Material for this task »

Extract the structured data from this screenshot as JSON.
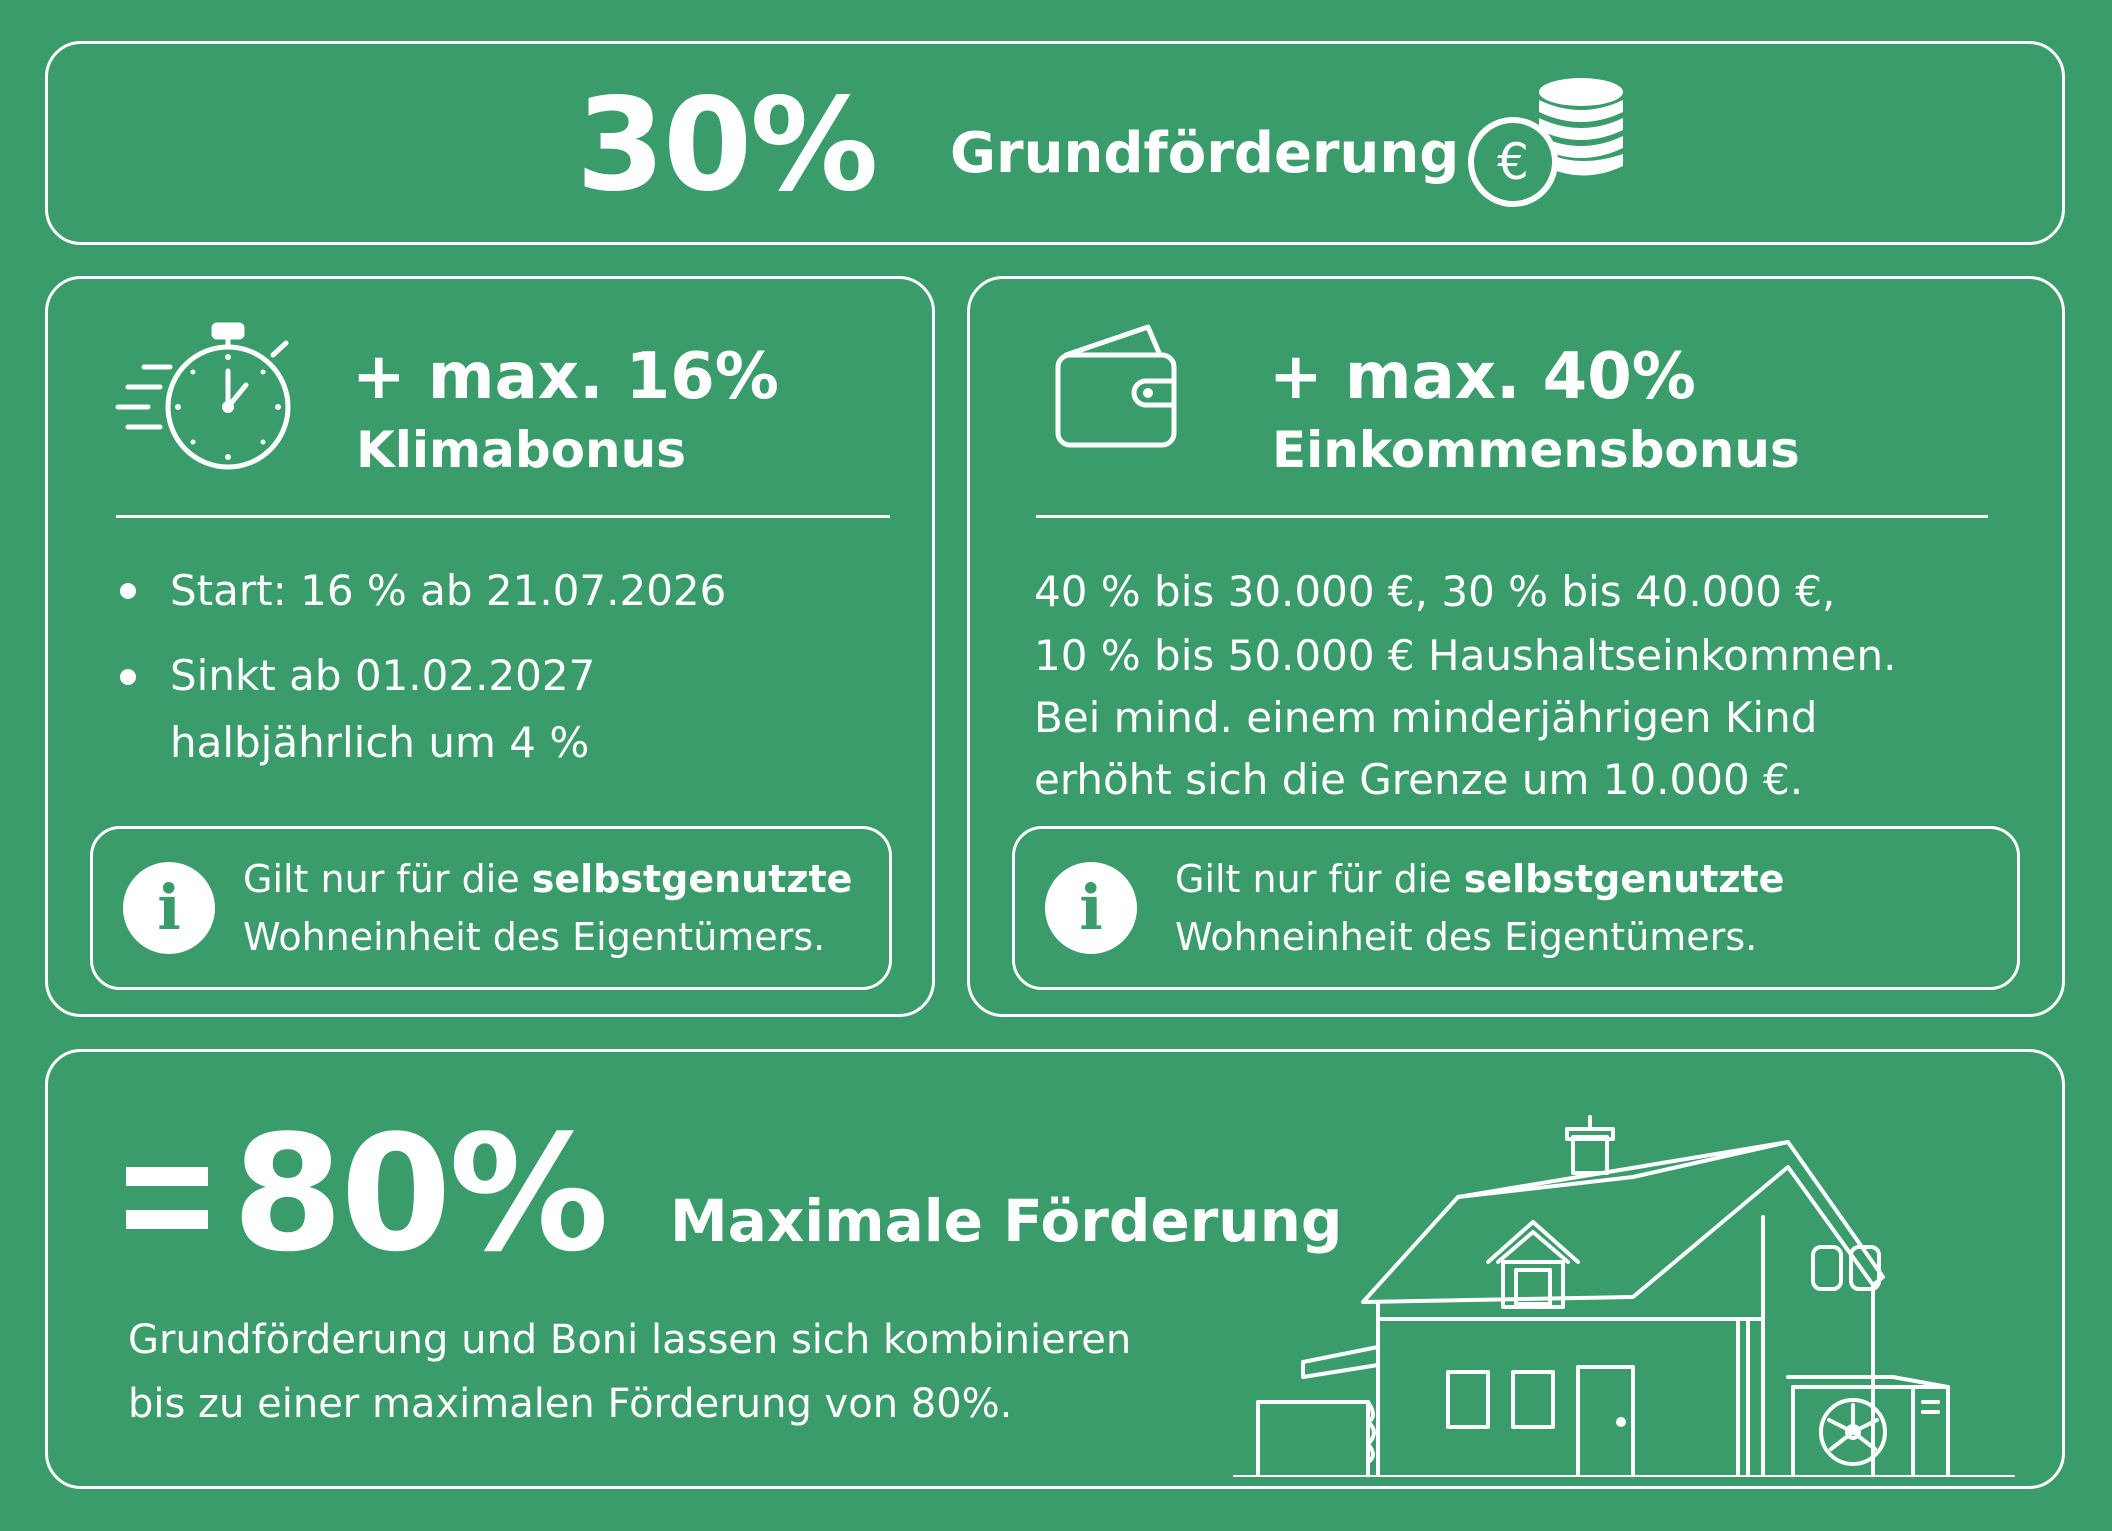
{
  "basis": {
    "percent": "30%",
    "label": "Grundförderung",
    "icon": "euro-coins-icon"
  },
  "klimabonus": {
    "value": "+ max. 16%",
    "name": "Klimabonus",
    "icon": "stopwatch-icon",
    "bullets": [
      "Start: 16 % ab 21.07.2026",
      "Sinkt ab 01.02.2027",
      "halbjährlich um 4 %"
    ],
    "info": {
      "icon": "info-icon",
      "line1_prefix": "Gilt nur für die ",
      "line1_bold": "selbstgenutzte",
      "line2": "Wohneinheit des Eigentümers."
    }
  },
  "einkommensbonus": {
    "value": "+ max. 40%",
    "name": "Einkommensbonus",
    "icon": "wallet-icon",
    "lines": [
      "40 % bis 30.000 €, 30 % bis 40.000 €,",
      "10 % bis 50.000 € Haushaltseinkommen.",
      "Bei mind. einem minderjährigen Kind",
      "erhöht sich die Grenze um 10.000 €."
    ],
    "info": {
      "icon": "info-icon",
      "line1_prefix": "Gilt nur für die ",
      "line1_bold": "selbstgenutzte",
      "line2": "Wohneinheit des Eigentümers."
    }
  },
  "maximal": {
    "equals": "=",
    "percent": "80%",
    "label": "Maximale Förderung",
    "desc_line1": "Grundförderung und Boni lassen sich kombinieren",
    "desc_line2": "bis zu einer maximalen Förderung von 80%.",
    "icon": "house-heatpump-icon"
  },
  "colors": {
    "background": "#3a9c6b",
    "foreground": "#ffffff"
  }
}
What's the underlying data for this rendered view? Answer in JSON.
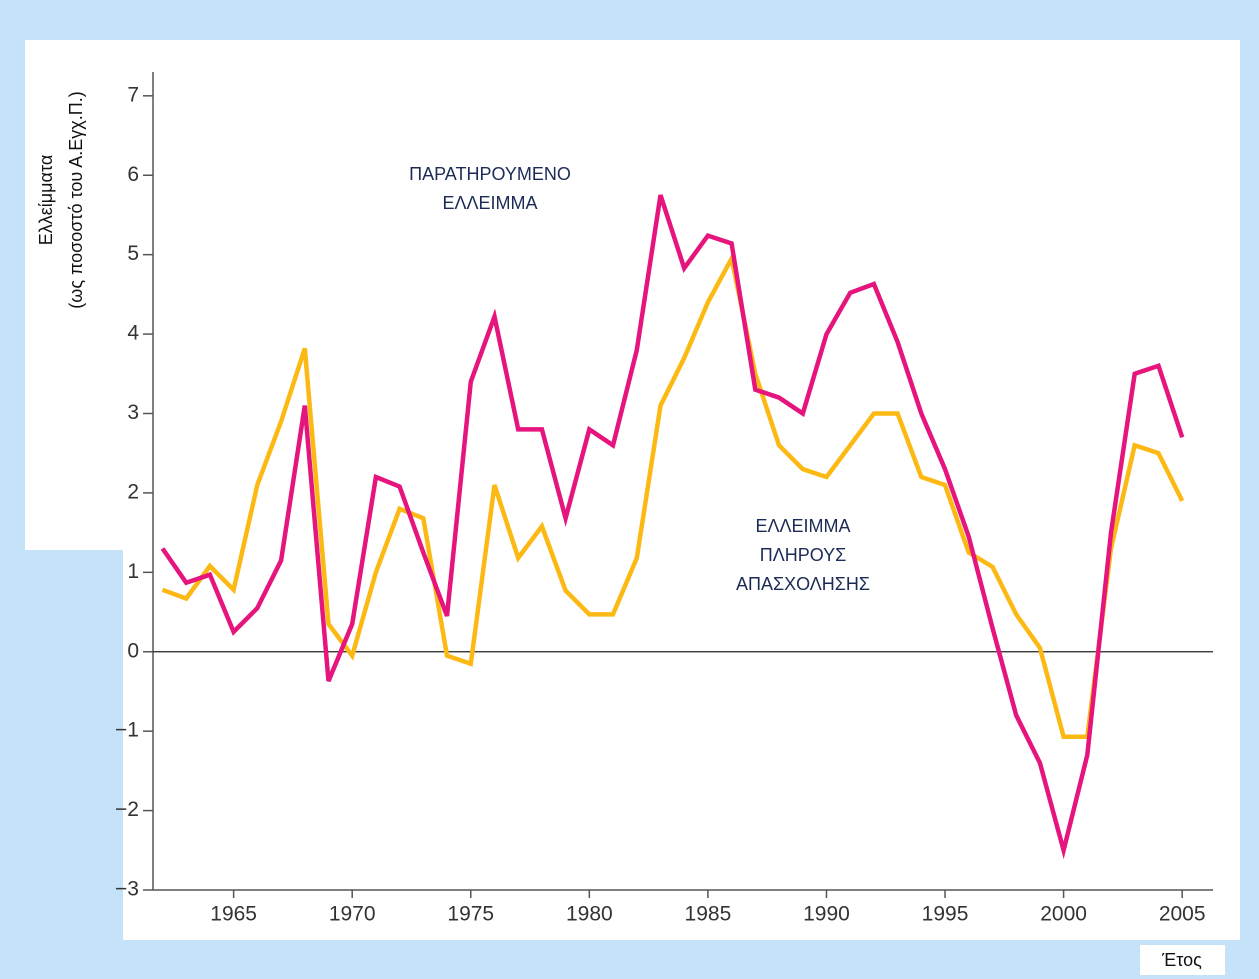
{
  "chart_data": {
    "type": "line",
    "y_label_lines": [
      "Ελλείμματα",
      "(ως ποσοστό του Α.Εγχ.Π.)"
    ],
    "x_label": "Έτος",
    "annotations": [
      {
        "lines": [
          "ΠΑΡΑΤΗΡΟΥΜΕΝΟ",
          "ΕΛΛΕΙΜΜΑ"
        ]
      },
      {
        "lines": [
          "ΕΛΛΕΙΜΜΑ",
          "ΠΛΗΡΟΥΣ",
          "ΑΠΑΣΧΟΛΗΣΗΣ"
        ]
      }
    ],
    "x": [
      1962,
      1963,
      1964,
      1965,
      1966,
      1967,
      1968,
      1969,
      1970,
      1971,
      1972,
      1973,
      1974,
      1975,
      1976,
      1977,
      1978,
      1979,
      1980,
      1981,
      1982,
      1983,
      1984,
      1985,
      1986,
      1987,
      1988,
      1989,
      1990,
      1991,
      1992,
      1993,
      1994,
      1995,
      1996,
      1997,
      1998,
      1999,
      2000,
      2001,
      2002,
      2003,
      2004,
      2005
    ],
    "series": [
      {
        "color": "#fdb913",
        "values": [
          0.78,
          0.67,
          1.08,
          0.78,
          2.1,
          2.9,
          3.82,
          0.35,
          -0.05,
          1.0,
          1.8,
          1.68,
          -0.05,
          -0.15,
          2.1,
          1.18,
          1.58,
          0.77,
          0.47,
          0.47,
          1.18,
          3.1,
          3.7,
          4.4,
          4.95,
          3.5,
          2.6,
          2.3,
          2.2,
          2.6,
          3.0,
          3.0,
          2.2,
          2.1,
          1.25,
          1.07,
          0.47,
          0.05,
          -1.07,
          -1.07,
          1.3,
          2.6,
          2.5,
          1.9
        ]
      },
      {
        "color": "#e6157d",
        "values": [
          1.3,
          0.87,
          0.97,
          0.25,
          0.55,
          1.15,
          3.1,
          -0.37,
          0.35,
          2.2,
          2.08,
          1.25,
          0.45,
          3.4,
          4.22,
          2.8,
          2.8,
          1.68,
          2.8,
          2.6,
          3.8,
          5.75,
          4.83,
          5.24,
          5.14,
          3.3,
          3.2,
          3.0,
          4.0,
          4.52,
          4.63,
          3.9,
          3.0,
          2.3,
          1.45,
          0.3,
          -0.8,
          -1.4,
          -2.5,
          -1.3,
          1.5,
          3.5,
          3.6,
          2.7
        ]
      }
    ],
    "xlim": [
      1961.6,
      2006.3
    ],
    "xticks": [
      1965,
      1970,
      1975,
      1980,
      1985,
      1990,
      1995,
      2000,
      2005
    ],
    "ylim": [
      -3,
      7.3
    ],
    "yticks": [
      {
        "value": -3,
        "label": "−3"
      },
      {
        "value": -2,
        "label": "−2"
      },
      {
        "value": -1,
        "label": "−1"
      },
      0,
      1,
      2,
      3,
      4,
      5,
      6,
      7
    ],
    "zero_line": true
  }
}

Task goal »
Transcribe the material exactly, leaving every picture out.

Result of this exercise »
Extract the structured data from this screenshot as JSON.
{
  "basis": {
    "percent": "30%",
    "label": "Grundförderung",
    "icon": "euro-coins-icon"
  },
  "klimabonus": {
    "value": "+ max. 16%",
    "name": "Klimabonus",
    "icon": "stopwatch-icon",
    "bullets": [
      "Start: 16 % ab 21.07.2026",
      "Sinkt ab 01.02.2027",
      "halbjährlich um 4 %"
    ],
    "info": {
      "icon": "info-icon",
      "line1_prefix": "Gilt nur für die ",
      "line1_bold": "selbstgenutzte",
      "line2": "Wohneinheit des Eigentümers."
    }
  },
  "einkommensbonus": {
    "value": "+ max. 40%",
    "name": "Einkommensbonus",
    "icon": "wallet-icon",
    "lines": [
      "40 % bis 30.000 €, 30 % bis 40.000 €,",
      "10 % bis 50.000 € Haushaltseinkommen.",
      "Bei mind. einem minderjährigen Kind",
      "erhöht sich die Grenze um 10.000 €."
    ],
    "info": {
      "icon": "info-icon",
      "line1_prefix": "Gilt nur für die ",
      "line1_bold": "selbstgenutzte",
      "line2": "Wohneinheit des Eigentümers."
    }
  },
  "maximal": {
    "equals": "=",
    "percent": "80%",
    "label": "Maximale Förderung",
    "desc_line1": "Grundförderung und Boni lassen sich kombinieren",
    "desc_line2": "bis zu einer maximalen Förderung von 80%.",
    "icon": "house-heatpump-icon"
  },
  "colors": {
    "background": "#3a9c6b",
    "foreground": "#ffffff"
  }
}
What's the underlying data for this rendered view? Answer in JSON.
{
  "chart_data": {
    "type": "line",
    "y_label_lines": [
      "Ελλείμματα",
      "(ως ποσοστό του Α.Εγχ.Π.)"
    ],
    "x_label": "Έτος",
    "annotations": [
      {
        "lines": [
          "ΠΑΡΑΤΗΡΟΥΜΕΝΟ",
          "ΕΛΛΕΙΜΜΑ"
        ]
      },
      {
        "lines": [
          "ΕΛΛΕΙΜΜΑ",
          "ΠΛΗΡΟΥΣ",
          "ΑΠΑΣΧΟΛΗΣΗΣ"
        ]
      }
    ],
    "x": [
      1962,
      1963,
      1964,
      1965,
      1966,
      1967,
      1968,
      1969,
      1970,
      1971,
      1972,
      1973,
      1974,
      1975,
      1976,
      1977,
      1978,
      1979,
      1980,
      1981,
      1982,
      1983,
      1984,
      1985,
      1986,
      1987,
      1988,
      1989,
      1990,
      1991,
      1992,
      1993,
      1994,
      1995,
      1996,
      1997,
      1998,
      1999,
      2000,
      2001,
      2002,
      2003,
      2004,
      2005
    ],
    "series": [
      {
        "color": "#fdb913",
        "values": [
          0.78,
          0.67,
          1.08,
          0.78,
          2.1,
          2.9,
          3.82,
          0.35,
          -0.05,
          1.0,
          1.8,
          1.68,
          -0.05,
          -0.15,
          2.1,
          1.18,
          1.58,
          0.77,
          0.47,
          0.47,
          1.18,
          3.1,
          3.7,
          4.4,
          4.95,
          3.5,
          2.6,
          2.3,
          2.2,
          2.6,
          3.0,
          3.0,
          2.2,
          2.1,
          1.25,
          1.07,
          0.47,
          0.05,
          -1.07,
          -1.07,
          1.3,
          2.6,
          2.5,
          1.9
        ]
      },
      {
        "color": "#e6157d",
        "values": [
          1.3,
          0.87,
          0.97,
          0.25,
          0.55,
          1.15,
          3.1,
          -0.37,
          0.35,
          2.2,
          2.08,
          1.25,
          0.45,
          3.4,
          4.22,
          2.8,
          2.8,
          1.68,
          2.8,
          2.6,
          3.8,
          5.75,
          4.83,
          5.24,
          5.14,
          3.3,
          3.2,
          3.0,
          4.0,
          4.52,
          4.63,
          3.9,
          3.0,
          2.3,
          1.45,
          0.3,
          -0.8,
          -1.4,
          -2.5,
          -1.3,
          1.5,
          3.5,
          3.6,
          2.7
        ]
      }
    ],
    "xlim": [
      1961.6,
      2006.3
    ],
    "xticks": [
      1965,
      1970,
      1975,
      1980,
      1985,
      1990,
      1995,
      2000,
      2005
    ],
    "ylim": [
      -3,
      7.3
    ],
    "yticks": [
      {
        "value": -3,
        "label": "−3"
      },
      {
        "value": -2,
        "label": "−2"
      },
      {
        "value": -1,
        "label": "−1"
      },
      0,
      1,
      2,
      3,
      4,
      5,
      6,
      7
    ],
    "zero_line": true
  }
}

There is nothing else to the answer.